* **PROBLEM REQUIREMENTS**
Write out all of the entries exactly, please.

(Saved data entries)
[Start]

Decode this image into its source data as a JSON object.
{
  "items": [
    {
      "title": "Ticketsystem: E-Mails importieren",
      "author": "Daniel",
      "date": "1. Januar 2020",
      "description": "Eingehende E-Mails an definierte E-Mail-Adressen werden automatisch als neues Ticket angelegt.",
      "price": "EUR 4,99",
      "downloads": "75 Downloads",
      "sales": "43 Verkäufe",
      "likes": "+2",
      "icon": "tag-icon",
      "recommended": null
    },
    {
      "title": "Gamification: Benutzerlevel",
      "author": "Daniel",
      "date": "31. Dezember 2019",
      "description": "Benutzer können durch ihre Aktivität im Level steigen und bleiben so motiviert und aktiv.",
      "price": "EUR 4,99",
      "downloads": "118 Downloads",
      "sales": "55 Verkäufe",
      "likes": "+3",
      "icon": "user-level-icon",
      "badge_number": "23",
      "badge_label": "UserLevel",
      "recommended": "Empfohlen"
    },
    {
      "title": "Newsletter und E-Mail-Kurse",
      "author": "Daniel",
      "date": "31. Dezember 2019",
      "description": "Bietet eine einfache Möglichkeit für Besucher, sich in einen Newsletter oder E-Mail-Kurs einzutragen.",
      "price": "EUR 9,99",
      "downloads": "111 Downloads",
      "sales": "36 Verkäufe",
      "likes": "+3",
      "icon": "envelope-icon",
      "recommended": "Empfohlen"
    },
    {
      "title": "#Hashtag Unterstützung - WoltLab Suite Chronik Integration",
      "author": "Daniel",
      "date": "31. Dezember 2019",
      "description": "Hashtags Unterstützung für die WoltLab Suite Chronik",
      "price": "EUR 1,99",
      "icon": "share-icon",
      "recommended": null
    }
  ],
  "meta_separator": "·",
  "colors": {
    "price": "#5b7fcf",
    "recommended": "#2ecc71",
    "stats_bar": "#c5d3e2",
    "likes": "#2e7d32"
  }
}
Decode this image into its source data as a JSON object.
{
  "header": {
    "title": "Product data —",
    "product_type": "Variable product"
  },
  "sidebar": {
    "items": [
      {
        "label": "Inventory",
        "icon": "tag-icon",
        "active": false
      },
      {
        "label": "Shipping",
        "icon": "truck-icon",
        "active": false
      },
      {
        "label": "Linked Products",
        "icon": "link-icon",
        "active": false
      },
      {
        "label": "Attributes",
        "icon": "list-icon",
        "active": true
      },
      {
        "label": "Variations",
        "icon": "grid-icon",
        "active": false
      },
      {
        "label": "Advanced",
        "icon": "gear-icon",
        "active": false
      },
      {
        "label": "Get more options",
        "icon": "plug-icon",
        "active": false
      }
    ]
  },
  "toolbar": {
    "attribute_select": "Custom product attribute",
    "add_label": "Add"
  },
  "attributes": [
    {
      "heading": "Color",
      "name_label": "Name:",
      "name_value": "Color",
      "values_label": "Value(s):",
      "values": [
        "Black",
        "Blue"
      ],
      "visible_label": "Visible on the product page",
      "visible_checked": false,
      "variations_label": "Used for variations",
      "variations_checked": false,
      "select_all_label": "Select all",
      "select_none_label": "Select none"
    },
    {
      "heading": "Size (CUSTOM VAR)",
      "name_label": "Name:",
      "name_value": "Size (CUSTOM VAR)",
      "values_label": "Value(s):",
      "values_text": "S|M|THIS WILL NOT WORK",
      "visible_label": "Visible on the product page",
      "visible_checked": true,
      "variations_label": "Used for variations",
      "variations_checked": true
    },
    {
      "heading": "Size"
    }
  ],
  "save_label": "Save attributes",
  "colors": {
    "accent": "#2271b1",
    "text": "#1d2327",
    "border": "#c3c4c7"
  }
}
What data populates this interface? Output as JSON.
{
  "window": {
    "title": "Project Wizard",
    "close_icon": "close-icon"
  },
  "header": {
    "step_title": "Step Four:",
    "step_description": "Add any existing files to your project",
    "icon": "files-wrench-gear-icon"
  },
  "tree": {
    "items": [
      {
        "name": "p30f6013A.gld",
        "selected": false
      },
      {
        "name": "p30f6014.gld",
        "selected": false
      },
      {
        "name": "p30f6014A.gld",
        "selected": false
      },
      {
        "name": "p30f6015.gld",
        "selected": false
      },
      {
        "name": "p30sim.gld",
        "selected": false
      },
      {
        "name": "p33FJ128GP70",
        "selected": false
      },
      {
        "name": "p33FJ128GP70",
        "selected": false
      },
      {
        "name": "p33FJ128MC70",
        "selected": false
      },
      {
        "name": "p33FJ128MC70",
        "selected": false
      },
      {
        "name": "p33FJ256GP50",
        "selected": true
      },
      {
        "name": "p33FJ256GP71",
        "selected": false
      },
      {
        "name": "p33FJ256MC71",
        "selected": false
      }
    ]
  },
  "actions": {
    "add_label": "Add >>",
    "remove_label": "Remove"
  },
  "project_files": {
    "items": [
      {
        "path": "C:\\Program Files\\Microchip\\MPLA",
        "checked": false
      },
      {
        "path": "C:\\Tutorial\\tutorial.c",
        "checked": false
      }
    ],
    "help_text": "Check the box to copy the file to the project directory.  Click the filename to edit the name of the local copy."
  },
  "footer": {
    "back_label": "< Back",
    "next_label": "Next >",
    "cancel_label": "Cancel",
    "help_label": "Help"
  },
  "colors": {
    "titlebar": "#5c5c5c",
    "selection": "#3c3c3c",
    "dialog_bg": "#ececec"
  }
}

[End]

* **COMPLETE OUTPUT**
Decode this image into its source data as a JSON object.
{
  "items": [
    {
      "title": "Ticketsystem: E-Mails importieren",
      "author": "Daniel",
      "date": "1. Januar 2020",
      "description": "Eingehende E-Mails an definierte E-Mail-Adressen werden automatisch als neues Ticket angelegt.",
      "price": "EUR 4,99",
      "downloads": "75 Downloads",
      "sales": "43 Verkäufe",
      "likes": "+2",
      "icon": "tag-icon",
      "recommended": null
    },
    {
      "title": "Gamification: Benutzerlevel",
      "author": "Daniel",
      "date": "31. Dezember 2019",
      "description": "Benutzer können durch ihre Aktivität im Level steigen und bleiben so motiviert und aktiv.",
      "price": "EUR 4,99",
      "downloads": "118 Downloads",
      "sales": "55 Verkäufe",
      "likes": "+3",
      "icon": "user-level-icon",
      "badge_number": "23",
      "badge_label": "UserLevel",
      "recommended": "Empfohlen"
    },
    {
      "title": "Newsletter und E-Mail-Kurse",
      "author": "Daniel",
      "date": "31. Dezember 2019",
      "description": "Bietet eine einfache Möglichkeit für Besucher, sich in einen Newsletter oder E-Mail-Kurs einzutragen.",
      "price": "EUR 9,99",
      "downloads": "111 Downloads",
      "sales": "36 Verkäufe",
      "likes": "+3",
      "icon": "envelope-icon",
      "recommended": "Empfohlen"
    },
    {
      "title": "#Hashtag Unterstützung - WoltLab Suite Chronik Integration",
      "author": "Daniel",
      "date": "31. Dezember 2019",
      "description": "Hashtags Unterstützung für die WoltLab Suite Chronik",
      "price": "EUR 1,99",
      "icon": "share-icon",
      "recommended": null
    }
  ],
  "meta_separator": "·",
  "colors": {
    "price": "#5b7fcf",
    "recommended": "#2ecc71",
    "stats_bar": "#c5d3e2",
    "likes": "#2e7d32"
  }
}
Decode this image into its source data as a JSON object.
{
  "header": {
    "title": "Product data —",
    "product_type": "Variable product"
  },
  "sidebar": {
    "items": [
      {
        "label": "Inventory",
        "icon": "tag-icon",
        "active": false
      },
      {
        "label": "Shipping",
        "icon": "truck-icon",
        "active": false
      },
      {
        "label": "Linked Products",
        "icon": "link-icon",
        "active": false
      },
      {
        "label": "Attributes",
        "icon": "list-icon",
        "active": true
      },
      {
        "label": "Variations",
        "icon": "grid-icon",
        "active": false
      },
      {
        "label": "Advanced",
        "icon": "gear-icon",
        "active": false
      },
      {
        "label": "Get more options",
        "icon": "plug-icon",
        "active": false
      }
    ]
  },
  "toolbar": {
    "attribute_select": "Custom product attribute",
    "add_label": "Add"
  },
  "attributes": [
    {
      "heading": "Color",
      "name_label": "Name:",
      "name_value": "Color",
      "values_label": "Value(s):",
      "values": [
        "Black",
        "Blue"
      ],
      "visible_label": "Visible on the product page",
      "visible_checked": false,
      "variations_label": "Used for variations",
      "variations_checked": false,
      "select_all_label": "Select all",
      "select_none_label": "Select none"
    },
    {
      "heading": "Size (CUSTOM VAR)",
      "name_label": "Name:",
      "name_value": "Size (CUSTOM VAR)",
      "values_label": "Value(s):",
      "values_text": "S|M|THIS WILL NOT WORK",
      "visible_label": "Visible on the product page",
      "visible_checked": true,
      "variations_label": "Used for variations",
      "variations_checked": true
    },
    {
      "heading": "Size"
    }
  ],
  "save_label": "Save attributes",
  "colors": {
    "accent": "#2271b1",
    "text": "#1d2327",
    "border": "#c3c4c7"
  }
}
What data populates this interface? Output as JSON.
{
  "window": {
    "title": "Project Wizard",
    "close_icon": "close-icon"
  },
  "header": {
    "step_title": "Step Four:",
    "step_description": "Add any existing files to your project",
    "icon": "files-wrench-gear-icon"
  },
  "tree": {
    "items": [
      {
        "name": "p30f6013A.gld",
        "selected": false
      },
      {
        "name": "p30f6014.gld",
        "selected": false
      },
      {
        "name": "p30f6014A.gld",
        "selected": false
      },
      {
        "name": "p30f6015.gld",
        "selected": false
      },
      {
        "name": "p30sim.gld",
        "selected": false
      },
      {
        "name": "p33FJ128GP70",
        "selected": false
      },
      {
        "name": "p33FJ128GP70",
        "selected": false
      },
      {
        "name": "p33FJ128MC70",
        "selected": false
      },
      {
        "name": "p33FJ128MC70",
        "selected": false
      },
      {
        "name": "p33FJ256GP50",
        "selected": true
      },
      {
        "name": "p33FJ256GP71",
        "selected": false
      },
      {
        "name": "p33FJ256MC71",
        "selected": false
      }
    ]
  },
  "actions": {
    "add_label": "Add >>",
    "remove_label": "Remove"
  },
  "project_files": {
    "items": [
      {
        "path": "C:\\Program Files\\Microchip\\MPLA",
        "checked": false
      },
      {
        "path": "C:\\Tutorial\\tutorial.c",
        "checked": false
      }
    ],
    "help_text": "Check the box to copy the file to the project directory.  Click the filename to edit the name of the local copy."
  },
  "footer": {
    "back_label": "< Back",
    "next_label": "Next >",
    "cancel_label": "Cancel",
    "help_label": "Help"
  },
  "colors": {
    "titlebar": "#5c5c5c",
    "selection": "#3c3c3c",
    "dialog_bg": "#ececec"
  }
}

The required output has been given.